### Task instructions
Write out word for word the part of the account of the Bank of America promise that opens with the words containing "At that time, Cathy" and closes with "completed by BofA.".

But Cathy and Doug came to Hawaii not primarily to enjoy the beauty of our land and culture. Cathy and Doug came to meet with us -- hundreds of Hawaiian kupuna -- the following morning at Iolani Palace. They met with us, on the 100th anniversary of Hawaii's annexation by the United States, to make us a promise: that they would do a better job of complying with a 1994 order by the Federal Reserve Board that Bank of America provide $150 million in financing on the home lands of our native people by 1998. Before this federal order was issued, banks had refused to provide financing to Hawaiians on their lands.

At that time, Cathy headed community development at NationsBank, which wanted to annex Bank of America, just as America had annexed Hawaii a century earlier. But NationsBank needed permission from the Federal Reserve to merge with Bank of America, and to get that permission they had to make us a promise. For it was 1998, the deadline, and less than 2 percent of the required financing for Hawaiians had been completed by BofA.

So Cathy promised us that if the merger were approved she would immediately begin working to fulfill BofA's financial obligation to Hawaiians. Then Cathy and Doug went home. Four days later, the Federal Reserve Board approved the merger of Bank of America and NationsBank, specifically conditioning its approval on the new BofA meeting its $150 million commitment.

But five more years have passed, and while Cathy and Doug have been promoted at Bank of America -- Cathy now heads marketing and Doug runs community development -- the bank's financial obligation to the Hawaiian people remains more than 80 percent unfulfilled. As kupuna, elders of the Hawaiian people, we say enough already!

Dataset items:
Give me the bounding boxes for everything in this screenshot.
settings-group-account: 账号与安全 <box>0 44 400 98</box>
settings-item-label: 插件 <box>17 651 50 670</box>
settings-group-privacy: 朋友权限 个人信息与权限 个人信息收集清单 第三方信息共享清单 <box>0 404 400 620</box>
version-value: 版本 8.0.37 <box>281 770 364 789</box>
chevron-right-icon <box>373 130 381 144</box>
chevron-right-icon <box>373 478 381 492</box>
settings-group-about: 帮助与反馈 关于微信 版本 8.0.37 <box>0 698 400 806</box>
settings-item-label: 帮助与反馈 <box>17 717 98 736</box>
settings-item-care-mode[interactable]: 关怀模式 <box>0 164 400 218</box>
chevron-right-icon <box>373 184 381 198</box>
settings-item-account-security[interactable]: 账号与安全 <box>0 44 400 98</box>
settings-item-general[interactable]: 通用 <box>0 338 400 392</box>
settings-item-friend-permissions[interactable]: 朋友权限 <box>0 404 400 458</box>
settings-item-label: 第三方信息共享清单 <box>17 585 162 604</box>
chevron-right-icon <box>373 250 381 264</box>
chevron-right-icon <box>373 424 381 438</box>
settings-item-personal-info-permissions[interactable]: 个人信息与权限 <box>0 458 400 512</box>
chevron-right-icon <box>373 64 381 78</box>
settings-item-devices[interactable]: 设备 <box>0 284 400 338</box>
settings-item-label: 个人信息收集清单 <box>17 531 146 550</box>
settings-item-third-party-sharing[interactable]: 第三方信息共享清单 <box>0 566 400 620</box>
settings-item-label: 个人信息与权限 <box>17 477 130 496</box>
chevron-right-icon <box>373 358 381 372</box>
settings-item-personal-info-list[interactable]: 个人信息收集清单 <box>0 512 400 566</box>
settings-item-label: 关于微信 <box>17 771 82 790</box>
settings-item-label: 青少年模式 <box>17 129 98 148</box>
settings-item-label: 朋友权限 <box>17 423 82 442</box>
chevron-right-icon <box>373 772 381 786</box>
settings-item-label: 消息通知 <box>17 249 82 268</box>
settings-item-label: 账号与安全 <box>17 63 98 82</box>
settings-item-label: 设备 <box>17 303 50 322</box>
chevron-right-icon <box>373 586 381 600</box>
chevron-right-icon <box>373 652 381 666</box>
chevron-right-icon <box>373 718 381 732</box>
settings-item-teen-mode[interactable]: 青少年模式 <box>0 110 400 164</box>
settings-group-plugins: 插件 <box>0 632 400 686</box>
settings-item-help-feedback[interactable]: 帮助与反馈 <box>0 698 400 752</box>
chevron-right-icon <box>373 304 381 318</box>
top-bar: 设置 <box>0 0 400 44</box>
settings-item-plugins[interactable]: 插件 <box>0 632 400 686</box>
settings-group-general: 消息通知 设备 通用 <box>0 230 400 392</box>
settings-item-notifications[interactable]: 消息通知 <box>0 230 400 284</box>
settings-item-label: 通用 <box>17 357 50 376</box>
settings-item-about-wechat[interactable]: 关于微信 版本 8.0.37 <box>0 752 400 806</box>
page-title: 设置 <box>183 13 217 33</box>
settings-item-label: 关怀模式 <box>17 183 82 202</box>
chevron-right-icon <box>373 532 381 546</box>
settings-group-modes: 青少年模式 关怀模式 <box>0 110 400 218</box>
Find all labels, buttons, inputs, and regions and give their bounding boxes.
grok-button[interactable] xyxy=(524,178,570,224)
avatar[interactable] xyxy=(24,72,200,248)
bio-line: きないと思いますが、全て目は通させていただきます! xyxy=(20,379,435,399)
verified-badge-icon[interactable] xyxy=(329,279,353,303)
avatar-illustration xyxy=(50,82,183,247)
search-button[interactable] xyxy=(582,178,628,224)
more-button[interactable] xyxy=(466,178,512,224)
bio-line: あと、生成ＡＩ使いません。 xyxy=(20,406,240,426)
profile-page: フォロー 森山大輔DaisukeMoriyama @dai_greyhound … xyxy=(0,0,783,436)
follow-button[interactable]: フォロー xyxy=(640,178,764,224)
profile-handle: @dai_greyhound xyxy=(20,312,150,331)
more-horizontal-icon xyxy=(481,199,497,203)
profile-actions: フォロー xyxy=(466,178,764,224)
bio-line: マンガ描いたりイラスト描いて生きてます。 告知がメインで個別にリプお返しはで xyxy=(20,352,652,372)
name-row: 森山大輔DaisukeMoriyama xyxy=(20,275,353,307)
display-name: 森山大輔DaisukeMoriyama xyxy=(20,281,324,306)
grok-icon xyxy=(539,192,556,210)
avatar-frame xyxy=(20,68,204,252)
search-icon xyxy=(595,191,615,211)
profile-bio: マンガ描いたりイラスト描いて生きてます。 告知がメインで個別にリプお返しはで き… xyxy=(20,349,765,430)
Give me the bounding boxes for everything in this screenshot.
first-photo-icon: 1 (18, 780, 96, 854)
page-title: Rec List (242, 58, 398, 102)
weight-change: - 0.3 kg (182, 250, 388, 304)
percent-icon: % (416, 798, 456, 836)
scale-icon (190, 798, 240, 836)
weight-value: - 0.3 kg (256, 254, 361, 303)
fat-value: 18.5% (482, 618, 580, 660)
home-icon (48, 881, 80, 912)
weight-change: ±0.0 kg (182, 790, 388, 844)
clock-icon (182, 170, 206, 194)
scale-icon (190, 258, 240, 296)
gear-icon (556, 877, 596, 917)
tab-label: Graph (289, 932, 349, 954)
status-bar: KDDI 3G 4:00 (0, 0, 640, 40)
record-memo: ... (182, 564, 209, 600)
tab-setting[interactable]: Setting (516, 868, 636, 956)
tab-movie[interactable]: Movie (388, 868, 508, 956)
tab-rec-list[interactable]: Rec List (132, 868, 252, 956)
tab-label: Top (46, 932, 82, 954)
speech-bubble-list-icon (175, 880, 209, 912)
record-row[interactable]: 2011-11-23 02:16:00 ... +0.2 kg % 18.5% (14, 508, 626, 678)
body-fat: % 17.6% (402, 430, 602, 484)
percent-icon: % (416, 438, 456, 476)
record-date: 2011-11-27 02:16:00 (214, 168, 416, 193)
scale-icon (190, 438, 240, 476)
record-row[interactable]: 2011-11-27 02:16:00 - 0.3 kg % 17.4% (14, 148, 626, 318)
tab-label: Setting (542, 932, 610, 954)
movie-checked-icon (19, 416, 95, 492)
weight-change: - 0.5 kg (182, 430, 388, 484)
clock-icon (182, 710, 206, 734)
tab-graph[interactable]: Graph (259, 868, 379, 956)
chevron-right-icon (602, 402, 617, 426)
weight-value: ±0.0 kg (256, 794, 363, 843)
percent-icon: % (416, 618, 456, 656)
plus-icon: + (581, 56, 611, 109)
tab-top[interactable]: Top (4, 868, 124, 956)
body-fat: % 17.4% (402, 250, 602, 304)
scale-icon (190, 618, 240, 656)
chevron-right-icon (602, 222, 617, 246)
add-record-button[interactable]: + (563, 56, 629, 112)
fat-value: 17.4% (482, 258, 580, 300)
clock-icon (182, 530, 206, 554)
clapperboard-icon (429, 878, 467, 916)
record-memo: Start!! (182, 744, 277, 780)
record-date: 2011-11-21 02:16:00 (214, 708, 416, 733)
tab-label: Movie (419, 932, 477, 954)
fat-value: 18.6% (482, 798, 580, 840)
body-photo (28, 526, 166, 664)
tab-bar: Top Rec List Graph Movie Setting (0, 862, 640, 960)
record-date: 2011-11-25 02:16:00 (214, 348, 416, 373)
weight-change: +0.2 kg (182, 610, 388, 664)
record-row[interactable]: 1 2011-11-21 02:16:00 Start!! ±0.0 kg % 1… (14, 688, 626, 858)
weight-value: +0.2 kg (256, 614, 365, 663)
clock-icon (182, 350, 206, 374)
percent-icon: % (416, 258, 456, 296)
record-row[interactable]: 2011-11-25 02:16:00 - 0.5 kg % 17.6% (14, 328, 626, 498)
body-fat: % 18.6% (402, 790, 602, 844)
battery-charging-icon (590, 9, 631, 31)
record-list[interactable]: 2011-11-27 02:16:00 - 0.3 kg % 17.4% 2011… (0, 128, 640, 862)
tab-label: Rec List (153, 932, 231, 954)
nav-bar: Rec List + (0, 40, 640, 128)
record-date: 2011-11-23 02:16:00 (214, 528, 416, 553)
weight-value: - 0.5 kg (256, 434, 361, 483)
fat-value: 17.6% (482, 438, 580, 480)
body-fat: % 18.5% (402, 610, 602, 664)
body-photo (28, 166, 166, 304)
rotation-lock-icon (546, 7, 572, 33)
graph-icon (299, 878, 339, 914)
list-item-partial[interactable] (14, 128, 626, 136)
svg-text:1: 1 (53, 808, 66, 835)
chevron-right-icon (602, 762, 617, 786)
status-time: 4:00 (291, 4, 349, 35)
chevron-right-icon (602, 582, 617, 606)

### Solution to this problem
At that time, Cathy headed community development at NationsBank, which wanted to annex Bank of America, just as America had annexed Hawaii a century earlier. But NationsBank needed permission from the Federal Reserve to merge with Bank of America, and to get that permission they had to make us a promise. For it was 1998, the deadline, and less than 2 percent of the required financing for Hawaiians had been completed by BofA.